# TASKS:
(1) Using the article on the U.N. committee's criticism of the Vatican, decide whether each statement agrees with it: (a) the committee is made up of 18 independent experts, (b) the Vatican ratified the treaty in 1989, and (c) the committee's initial review took place in 1995. Answer yes or no for each and quote the words of the article that settle it.
(2) Extend the article on the U.N. committee's criticism of the Vatican beyond its last sentence.

A United Nations watchdog group for children’s rights chastised the Vatican Wednesday for a series of substandard policies that fall short in protecting children, specifically from sexual abuse.
The condemnation came from the U.N. Committee on Convention of the Rights of the Child, which is made up of 18 independent experts that monitor the implementation of the 1989 U.N. treaty -- ratified by the Vatican in 1990 -- related to child protection and children’s rights.
While it welcomed the Vatican’s recent “open and constructive dialogue” and the Vatican’s willingness “to change attitudes and practices” related to child protection, the committee noted that the Vatican’s response to the U.N. body came “with a considerable delay” of 14 years. The U.N. committee said that most of its recommendations following its initial 1995 review had not fully addressed.
Though the latest U.N. report addresses a range of issues, such as the Vatican’s use of discriminatory terms like “illegitimate children,” or its handling of children born of priests, the U.N. child’s rights committee held its “deepest concern” for the sexual abuse of children by Catholic clergy, estimating that clergy have “been involved in the sexual abuse of tens of thousands of children worldwide.

# AVAILABLE DATA:
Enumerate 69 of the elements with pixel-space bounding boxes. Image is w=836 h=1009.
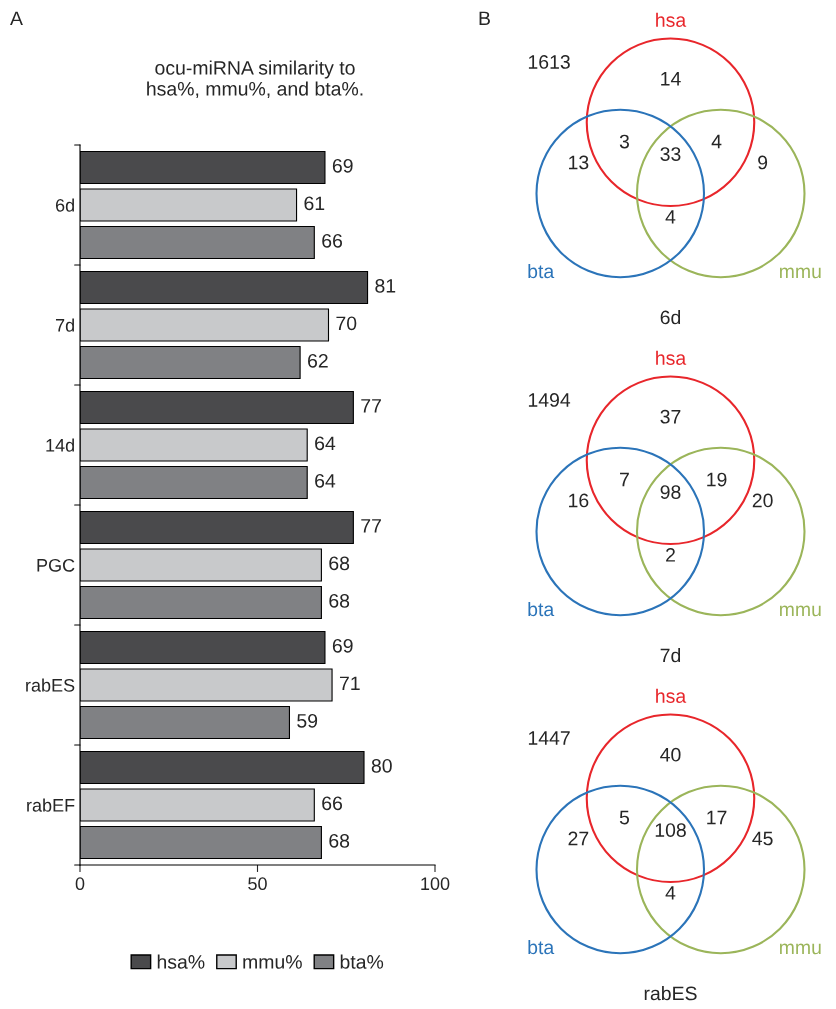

# TASK ANSWERS:
(1)
(a) Yes: "which is made up of 18 independent experts"
(b) No: "ratified by the Vatican in 1990"
(c) Yes: "following its initial 1995 review"

(2)
“The Committee is gravely concerned that the Holy See has not acknowledged the extent of the crimes committed, has not taken the necessary measures to address cases of child sexual abuse and to protect children, and has adopted policies and practices which have led to the continuation of the abuse by and the impunity of the perpetrators,” the report said.
Particular areas it highlighted included:
- The practice of offender mobility, where “well-known child sexual abusers have been transferred from parish to parish or to other countries in an attempt to cover-up such crimes,” which has kept such priests in contact with children, placing minors in many countries “at high risk of sexual abuse”;
- A continued practice of withholding data on child sexual abuse cases;
- A practice of instituting disciplinary measures to abusers in secrecy, which has “allowed the vast majority of abusers and almost all those who concealed child sexual abuse to escape judicial proceedings in States where abuses were committed”;
- A code of silence for all members of clergy that has prevented a majority of child sex abuse cases from being reported to law enforcement where the abuse occurred;
- Reporting to law enforcement that “has never been made compulsory” and that “in many cases, Church authorities, including at the highest levels of the Holy See have shown reluctance and in some instances, refused to cooperate with judicial authorities and national commissions of inquiry”;
- Limited efforts that have been made "to empower children enrolled in Catholic schools and institutions to protect themselves from sexual abuse."
In its recommendations, the committee urged the Vatican to “immediately remove all known and suspected child sexual abusers from assignment and refer the matter to the relevant law enforcement authorities for investigation and prosecution purposes.”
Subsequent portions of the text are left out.